Write out the listing below, reproducing every line without change but omitting the picture.

━━━

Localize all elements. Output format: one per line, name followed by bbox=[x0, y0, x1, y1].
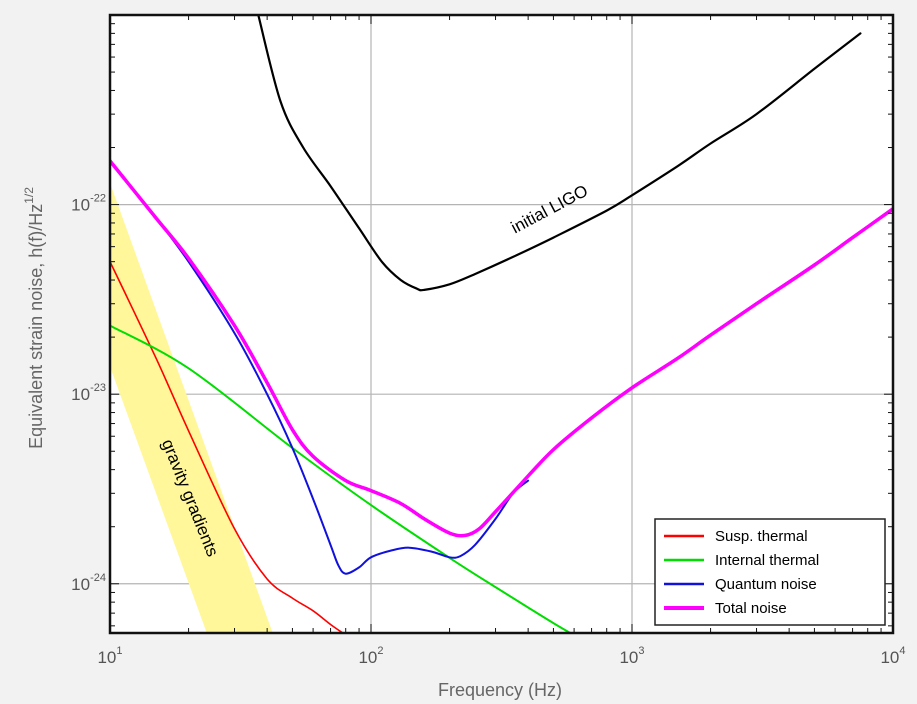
legend-label-susp-thermal: Susp. thermal bbox=[715, 528, 808, 545]
series-layer bbox=[110, 15, 893, 633]
series-quantum-noise bbox=[110, 159, 530, 575]
series-susp-thermal bbox=[110, 260, 344, 633]
x-tick-label: 102 bbox=[358, 645, 383, 667]
y-axis-title: Equivalent strain noise, h(f)/Hz1/2 bbox=[22, 187, 46, 449]
y-tick-label: 10-22 bbox=[71, 193, 106, 215]
y-tick-label: 10-24 bbox=[71, 572, 106, 594]
tick-marks bbox=[109, 15, 893, 633]
legend-label-quantum-noise: Quantum noise bbox=[715, 576, 817, 593]
x-tick-label: 101 bbox=[97, 645, 122, 667]
y-axis-title-main: Equivalent strain noise, h(f)/Hz bbox=[26, 204, 46, 449]
x-tick-label: 103 bbox=[619, 645, 644, 667]
tick-labels: 101 102 103 104 10-24 10-23 10-22 bbox=[71, 193, 905, 667]
gravity-gradients-band bbox=[110, 183, 273, 633]
y-axis-title-sup: 1/2 bbox=[22, 187, 36, 204]
legend-label-total-noise: Total noise bbox=[715, 600, 787, 617]
legend-label-internal-thermal: Internal thermal bbox=[715, 552, 819, 569]
gravity-gradients-band-layer bbox=[110, 183, 273, 633]
x-axis-title: Frequency (Hz) bbox=[438, 680, 562, 700]
x-tick-label: 104 bbox=[880, 645, 905, 667]
series-total-noise bbox=[110, 159, 893, 538]
series-initial-ligo bbox=[257, 15, 862, 292]
y-tick-label: 10-23 bbox=[71, 382, 106, 404]
legend: Susp. thermal Internal thermal Quantum n… bbox=[654, 518, 886, 626]
series-internal-thermal bbox=[110, 324, 572, 633]
plot-frame bbox=[108, 13, 895, 635]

━━━

ANSWER TO THIS TASK:
Localize all elements. Output format: one per line, name followed by bbox=[x0, y0, x1, y1].
legend-label-susp-thermal: Susp. thermal bbox=[715, 528, 808, 545]
series-layer bbox=[110, 15, 893, 633]
series-quantum-noise bbox=[110, 159, 530, 575]
series-susp-thermal bbox=[110, 260, 344, 633]
x-tick-label: 102 bbox=[358, 645, 383, 667]
y-axis-title: Equivalent strain noise, h(f)/Hz1/2 bbox=[22, 187, 46, 449]
y-tick-label: 10-22 bbox=[71, 193, 106, 215]
y-tick-label: 10-24 bbox=[71, 572, 106, 594]
tick-marks bbox=[109, 15, 893, 633]
legend-label-quantum-noise: Quantum noise bbox=[715, 576, 817, 593]
x-tick-label: 101 bbox=[97, 645, 122, 667]
y-axis-title-main: Equivalent strain noise, h(f)/Hz bbox=[26, 204, 46, 449]
x-tick-label: 103 bbox=[619, 645, 644, 667]
tick-labels: 101 102 103 104 10-24 10-23 10-22 bbox=[71, 193, 905, 667]
gravity-gradients-band bbox=[110, 183, 273, 633]
y-axis-title-sup: 1/2 bbox=[22, 187, 36, 204]
legend-label-total-noise: Total noise bbox=[715, 600, 787, 617]
legend-label-internal-thermal: Internal thermal bbox=[715, 552, 819, 569]
gravity-gradients-band-layer bbox=[110, 183, 273, 633]
x-axis-title: Frequency (Hz) bbox=[438, 680, 562, 700]
x-tick-label: 104 bbox=[880, 645, 905, 667]
series-total-noise bbox=[110, 159, 893, 538]
series-initial-ligo bbox=[257, 15, 862, 292]
y-tick-label: 10-23 bbox=[71, 382, 106, 404]
legend: Susp. thermal Internal thermal Quantum n… bbox=[654, 518, 886, 626]
series-internal-thermal bbox=[110, 324, 572, 633]
plot-frame bbox=[108, 13, 895, 635]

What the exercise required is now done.